• **DIRECTIONS FOR THIS TASK**
In the material below, list every line carrying the string "ogłaszanych".
-- Start of LISTED ENTRIES --
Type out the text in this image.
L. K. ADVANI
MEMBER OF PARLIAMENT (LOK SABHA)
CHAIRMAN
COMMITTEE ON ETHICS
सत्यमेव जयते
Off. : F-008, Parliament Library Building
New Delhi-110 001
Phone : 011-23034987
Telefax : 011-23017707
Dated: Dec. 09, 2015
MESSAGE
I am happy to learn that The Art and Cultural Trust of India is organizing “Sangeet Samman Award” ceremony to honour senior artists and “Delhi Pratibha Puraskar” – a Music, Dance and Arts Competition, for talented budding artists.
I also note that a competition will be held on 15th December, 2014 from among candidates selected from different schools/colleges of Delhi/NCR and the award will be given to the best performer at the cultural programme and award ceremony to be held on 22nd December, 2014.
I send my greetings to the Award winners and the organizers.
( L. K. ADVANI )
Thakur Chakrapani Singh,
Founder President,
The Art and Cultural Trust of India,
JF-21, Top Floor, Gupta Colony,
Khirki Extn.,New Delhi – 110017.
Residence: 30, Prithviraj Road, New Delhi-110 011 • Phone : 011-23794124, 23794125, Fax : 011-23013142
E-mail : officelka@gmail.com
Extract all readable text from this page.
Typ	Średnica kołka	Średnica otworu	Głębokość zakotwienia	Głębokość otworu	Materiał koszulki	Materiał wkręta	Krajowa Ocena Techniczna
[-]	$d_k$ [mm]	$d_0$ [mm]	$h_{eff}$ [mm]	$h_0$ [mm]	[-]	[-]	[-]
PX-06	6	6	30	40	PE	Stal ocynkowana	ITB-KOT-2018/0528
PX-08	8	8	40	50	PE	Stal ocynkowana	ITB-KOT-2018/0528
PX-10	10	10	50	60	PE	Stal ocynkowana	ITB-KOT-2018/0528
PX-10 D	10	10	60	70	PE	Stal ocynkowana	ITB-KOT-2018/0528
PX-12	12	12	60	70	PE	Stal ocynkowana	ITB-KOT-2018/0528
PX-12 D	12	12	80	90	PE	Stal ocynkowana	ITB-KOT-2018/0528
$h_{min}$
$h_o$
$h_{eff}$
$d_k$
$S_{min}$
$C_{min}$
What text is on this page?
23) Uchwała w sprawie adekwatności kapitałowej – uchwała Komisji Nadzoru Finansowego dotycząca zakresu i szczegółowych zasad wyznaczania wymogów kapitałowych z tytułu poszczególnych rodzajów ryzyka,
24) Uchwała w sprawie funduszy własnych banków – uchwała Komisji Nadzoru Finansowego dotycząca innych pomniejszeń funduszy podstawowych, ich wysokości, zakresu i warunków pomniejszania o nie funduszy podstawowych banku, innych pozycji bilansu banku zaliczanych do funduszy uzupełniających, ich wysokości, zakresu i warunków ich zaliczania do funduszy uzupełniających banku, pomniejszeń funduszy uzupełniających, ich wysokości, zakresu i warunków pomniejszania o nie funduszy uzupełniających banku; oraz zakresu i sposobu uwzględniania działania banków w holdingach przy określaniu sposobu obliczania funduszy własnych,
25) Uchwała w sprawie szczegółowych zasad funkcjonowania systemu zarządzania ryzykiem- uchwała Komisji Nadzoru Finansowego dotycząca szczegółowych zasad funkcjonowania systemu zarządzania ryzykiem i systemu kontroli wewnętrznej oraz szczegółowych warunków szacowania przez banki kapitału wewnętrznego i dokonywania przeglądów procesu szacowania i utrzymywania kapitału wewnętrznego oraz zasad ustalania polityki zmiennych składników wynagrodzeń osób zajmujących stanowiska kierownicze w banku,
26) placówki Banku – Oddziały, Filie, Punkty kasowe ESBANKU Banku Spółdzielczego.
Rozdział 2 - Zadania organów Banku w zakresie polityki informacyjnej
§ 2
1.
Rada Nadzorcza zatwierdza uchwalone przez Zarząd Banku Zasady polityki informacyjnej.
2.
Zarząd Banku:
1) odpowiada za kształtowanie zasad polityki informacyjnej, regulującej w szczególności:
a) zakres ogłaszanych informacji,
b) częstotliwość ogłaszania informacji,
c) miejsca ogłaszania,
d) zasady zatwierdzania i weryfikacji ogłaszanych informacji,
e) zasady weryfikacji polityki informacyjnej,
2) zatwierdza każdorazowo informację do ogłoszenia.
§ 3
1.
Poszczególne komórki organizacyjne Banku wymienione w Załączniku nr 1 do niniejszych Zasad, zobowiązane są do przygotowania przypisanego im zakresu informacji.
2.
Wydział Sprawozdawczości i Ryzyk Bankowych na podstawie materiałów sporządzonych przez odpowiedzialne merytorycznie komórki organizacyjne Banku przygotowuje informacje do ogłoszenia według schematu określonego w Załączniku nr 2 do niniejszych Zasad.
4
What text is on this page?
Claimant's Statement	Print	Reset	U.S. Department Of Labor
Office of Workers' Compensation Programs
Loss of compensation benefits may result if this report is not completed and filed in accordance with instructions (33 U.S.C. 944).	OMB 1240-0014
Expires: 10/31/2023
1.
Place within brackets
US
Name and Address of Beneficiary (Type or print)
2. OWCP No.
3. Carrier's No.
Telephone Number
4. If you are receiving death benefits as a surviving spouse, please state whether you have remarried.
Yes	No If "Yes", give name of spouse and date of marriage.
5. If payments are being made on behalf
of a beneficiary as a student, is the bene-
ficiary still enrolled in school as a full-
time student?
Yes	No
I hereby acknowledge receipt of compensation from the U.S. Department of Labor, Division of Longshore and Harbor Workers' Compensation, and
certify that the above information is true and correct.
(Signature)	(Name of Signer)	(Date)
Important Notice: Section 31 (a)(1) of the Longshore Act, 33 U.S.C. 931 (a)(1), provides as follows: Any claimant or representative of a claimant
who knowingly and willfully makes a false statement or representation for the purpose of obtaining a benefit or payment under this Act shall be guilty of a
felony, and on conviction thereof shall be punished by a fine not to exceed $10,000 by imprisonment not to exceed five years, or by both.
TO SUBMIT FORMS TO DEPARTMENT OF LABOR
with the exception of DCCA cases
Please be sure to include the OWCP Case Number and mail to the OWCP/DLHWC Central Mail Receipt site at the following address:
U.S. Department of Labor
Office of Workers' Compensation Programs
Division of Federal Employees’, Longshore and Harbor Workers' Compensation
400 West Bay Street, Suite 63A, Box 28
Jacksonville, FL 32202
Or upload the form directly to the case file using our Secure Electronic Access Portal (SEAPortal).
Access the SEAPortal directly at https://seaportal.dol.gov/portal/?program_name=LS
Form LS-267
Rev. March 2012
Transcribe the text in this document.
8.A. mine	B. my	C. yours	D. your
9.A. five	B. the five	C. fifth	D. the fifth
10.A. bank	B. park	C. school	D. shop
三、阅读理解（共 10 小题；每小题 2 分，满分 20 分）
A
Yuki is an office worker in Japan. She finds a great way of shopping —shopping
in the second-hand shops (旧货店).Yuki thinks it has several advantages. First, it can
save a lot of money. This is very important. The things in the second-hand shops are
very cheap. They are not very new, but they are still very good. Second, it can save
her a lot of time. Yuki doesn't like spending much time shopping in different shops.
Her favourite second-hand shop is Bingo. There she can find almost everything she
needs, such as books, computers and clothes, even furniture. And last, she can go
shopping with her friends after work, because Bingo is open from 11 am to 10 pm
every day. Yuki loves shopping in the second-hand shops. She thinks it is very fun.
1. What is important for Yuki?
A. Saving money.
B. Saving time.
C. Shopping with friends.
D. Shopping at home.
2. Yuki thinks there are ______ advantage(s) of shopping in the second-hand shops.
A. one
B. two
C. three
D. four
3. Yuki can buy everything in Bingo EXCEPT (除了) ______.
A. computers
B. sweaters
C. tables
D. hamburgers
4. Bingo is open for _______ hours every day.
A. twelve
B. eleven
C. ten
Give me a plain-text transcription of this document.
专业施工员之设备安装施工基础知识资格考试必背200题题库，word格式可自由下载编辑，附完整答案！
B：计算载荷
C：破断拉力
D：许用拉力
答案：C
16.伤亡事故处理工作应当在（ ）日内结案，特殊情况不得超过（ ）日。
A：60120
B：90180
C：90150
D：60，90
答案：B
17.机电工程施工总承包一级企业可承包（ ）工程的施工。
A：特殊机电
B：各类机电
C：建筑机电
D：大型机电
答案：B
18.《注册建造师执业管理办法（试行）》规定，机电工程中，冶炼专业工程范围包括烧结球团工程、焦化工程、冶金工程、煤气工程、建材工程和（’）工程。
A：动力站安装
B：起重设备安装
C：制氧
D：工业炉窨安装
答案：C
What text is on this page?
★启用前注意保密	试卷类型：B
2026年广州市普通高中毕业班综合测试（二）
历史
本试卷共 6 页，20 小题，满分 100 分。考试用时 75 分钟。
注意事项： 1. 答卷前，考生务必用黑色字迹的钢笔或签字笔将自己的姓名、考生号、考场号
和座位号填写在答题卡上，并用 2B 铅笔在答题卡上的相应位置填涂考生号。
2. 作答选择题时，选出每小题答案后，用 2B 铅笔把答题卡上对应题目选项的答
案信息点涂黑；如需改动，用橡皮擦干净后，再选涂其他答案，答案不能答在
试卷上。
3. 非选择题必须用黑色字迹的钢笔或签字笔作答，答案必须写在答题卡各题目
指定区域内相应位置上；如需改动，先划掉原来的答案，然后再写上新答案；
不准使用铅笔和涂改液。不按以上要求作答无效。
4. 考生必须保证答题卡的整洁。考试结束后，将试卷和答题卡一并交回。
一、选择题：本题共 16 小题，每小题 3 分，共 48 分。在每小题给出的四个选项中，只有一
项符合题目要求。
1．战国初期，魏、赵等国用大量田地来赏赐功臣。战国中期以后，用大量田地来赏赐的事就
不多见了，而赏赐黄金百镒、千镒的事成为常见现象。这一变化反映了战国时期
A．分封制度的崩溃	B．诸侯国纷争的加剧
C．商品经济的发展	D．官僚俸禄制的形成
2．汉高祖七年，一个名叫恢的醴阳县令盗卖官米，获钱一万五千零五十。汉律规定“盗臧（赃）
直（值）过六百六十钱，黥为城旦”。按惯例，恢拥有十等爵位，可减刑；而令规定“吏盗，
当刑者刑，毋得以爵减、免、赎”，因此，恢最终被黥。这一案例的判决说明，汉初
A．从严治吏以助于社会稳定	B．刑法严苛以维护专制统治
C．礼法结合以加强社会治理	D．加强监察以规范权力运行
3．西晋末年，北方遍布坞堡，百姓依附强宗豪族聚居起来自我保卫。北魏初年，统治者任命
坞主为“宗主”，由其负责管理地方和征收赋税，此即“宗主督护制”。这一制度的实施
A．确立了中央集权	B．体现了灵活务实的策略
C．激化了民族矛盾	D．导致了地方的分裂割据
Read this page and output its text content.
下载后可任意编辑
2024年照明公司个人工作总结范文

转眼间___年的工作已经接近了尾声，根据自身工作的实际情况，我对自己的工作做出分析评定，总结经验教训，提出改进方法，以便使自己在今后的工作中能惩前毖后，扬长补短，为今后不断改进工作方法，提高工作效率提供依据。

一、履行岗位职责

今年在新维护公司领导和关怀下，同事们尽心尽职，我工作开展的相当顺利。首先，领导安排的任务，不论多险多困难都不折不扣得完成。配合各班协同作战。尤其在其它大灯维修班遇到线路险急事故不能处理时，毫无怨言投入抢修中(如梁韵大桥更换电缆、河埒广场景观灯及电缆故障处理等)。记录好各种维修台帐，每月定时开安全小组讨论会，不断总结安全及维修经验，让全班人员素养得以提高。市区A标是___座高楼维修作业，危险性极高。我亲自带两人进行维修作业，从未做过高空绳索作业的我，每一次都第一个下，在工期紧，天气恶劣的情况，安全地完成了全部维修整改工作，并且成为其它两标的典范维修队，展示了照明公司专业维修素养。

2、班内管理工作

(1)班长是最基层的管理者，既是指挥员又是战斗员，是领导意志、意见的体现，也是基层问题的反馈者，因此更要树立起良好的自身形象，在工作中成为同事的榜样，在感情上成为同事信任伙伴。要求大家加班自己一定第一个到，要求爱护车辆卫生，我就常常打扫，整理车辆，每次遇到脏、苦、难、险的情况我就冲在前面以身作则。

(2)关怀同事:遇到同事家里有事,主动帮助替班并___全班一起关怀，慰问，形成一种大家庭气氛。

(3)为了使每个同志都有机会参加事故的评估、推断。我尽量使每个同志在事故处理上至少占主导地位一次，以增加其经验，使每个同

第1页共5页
-- End of LISTED ENTRIES --
• **FINAL ANSWER**
a) zakres ogłaszanych informacji,
d) zasady zatwierdzania i weryfikacji ogłaszanych informacji,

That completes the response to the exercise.